What is needed » Set the data down again, exactly as it reads, but without the pictures.

Available records »
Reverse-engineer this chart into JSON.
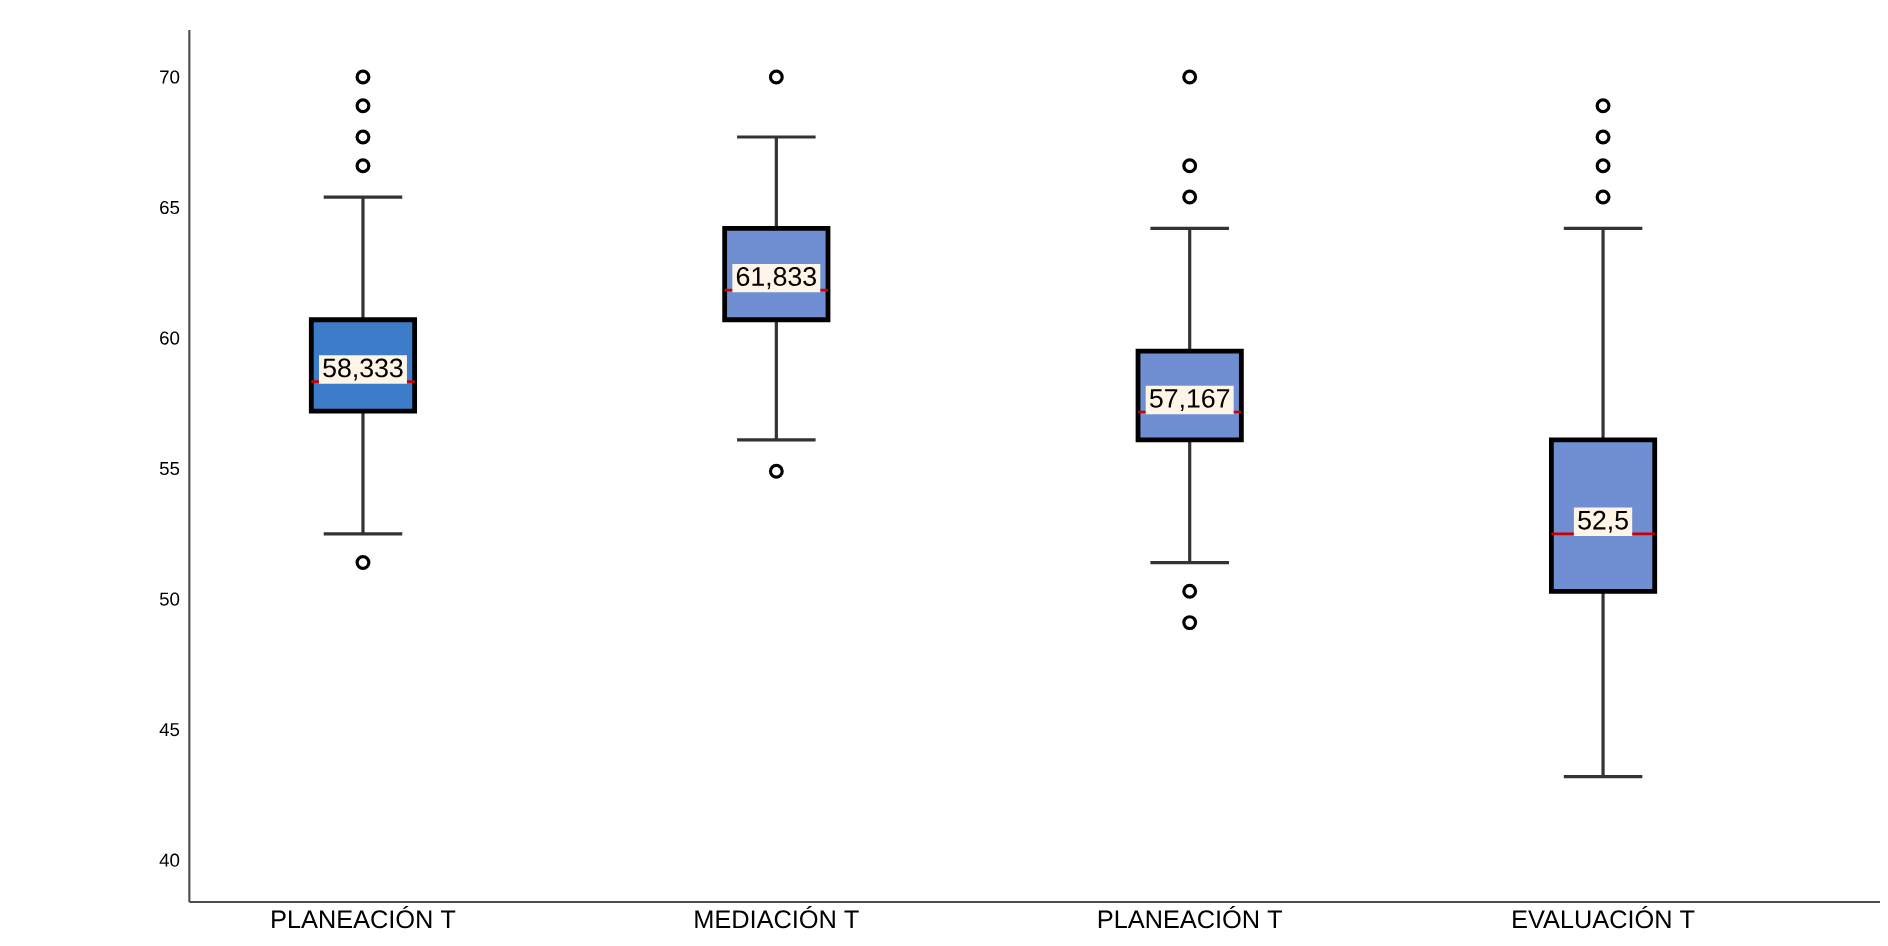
{
  "chart_data": {
    "type": "box",
    "categories": [
      "PLANEACIÓN T",
      "MEDIACIÓN T",
      "PLANEACIÓN T",
      "EVALUACIÓN T"
    ],
    "colors": [
      "#3d7cc9",
      "#6f8fd2",
      "#6f8fd2",
      "#6f8fd2"
    ],
    "boxes": [
      {
        "low": 52.5,
        "q1": 57.2,
        "median": 58.333,
        "q3": 60.7,
        "high": 65.4,
        "outliers": [
          51.4,
          66.6,
          67.7,
          68.9,
          70
        ]
      },
      {
        "low": 56.1,
        "q1": 60.7,
        "median": 61.833,
        "q3": 64.2,
        "high": 67.7,
        "outliers": [
          54.9,
          70
        ]
      },
      {
        "low": 51.4,
        "q1": 56.1,
        "median": 57.167,
        "q3": 59.5,
        "high": 64.2,
        "outliers": [
          49.1,
          50.3,
          65.4,
          66.6,
          70
        ]
      },
      {
        "low": 43.2,
        "q1": 50.3,
        "median": 52.5,
        "q3": 56.1,
        "high": 64.2,
        "outliers": [
          65.4,
          66.6,
          67.7,
          68.9
        ]
      }
    ],
    "value_labels": [
      "58,333",
      "61,833",
      "57,167",
      "52,5"
    ],
    "ylim": [
      38.4,
      71.8
    ],
    "yticks": [
      40,
      45,
      50,
      55,
      60,
      65,
      70
    ]
  }
}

Solution to the problem »
Reverse-engineer this chart into JSON.
{
  "chart_data": {
    "type": "box",
    "categories": [
      "PLANEACIÓN T",
      "MEDIACIÓN T",
      "PLANEACIÓN T",
      "EVALUACIÓN T"
    ],
    "colors": [
      "#3d7cc9",
      "#6f8fd2",
      "#6f8fd2",
      "#6f8fd2"
    ],
    "boxes": [
      {
        "low": 52.5,
        "q1": 57.2,
        "median": 58.333,
        "q3": 60.7,
        "high": 65.4,
        "outliers": [
          51.4,
          66.6,
          67.7,
          68.9,
          70
        ]
      },
      {
        "low": 56.1,
        "q1": 60.7,
        "median": 61.833,
        "q3": 64.2,
        "high": 67.7,
        "outliers": [
          54.9,
          70
        ]
      },
      {
        "low": 51.4,
        "q1": 56.1,
        "median": 57.167,
        "q3": 59.5,
        "high": 64.2,
        "outliers": [
          49.1,
          50.3,
          65.4,
          66.6,
          70
        ]
      },
      {
        "low": 43.2,
        "q1": 50.3,
        "median": 52.5,
        "q3": 56.1,
        "high": 64.2,
        "outliers": [
          65.4,
          66.6,
          67.7,
          68.9
        ]
      }
    ],
    "value_labels": [
      "58,333",
      "61,833",
      "57,167",
      "52,5"
    ],
    "ylim": [
      38.4,
      71.8
    ],
    "yticks": [
      40,
      45,
      50,
      55,
      60,
      65,
      70
    ]
  }
}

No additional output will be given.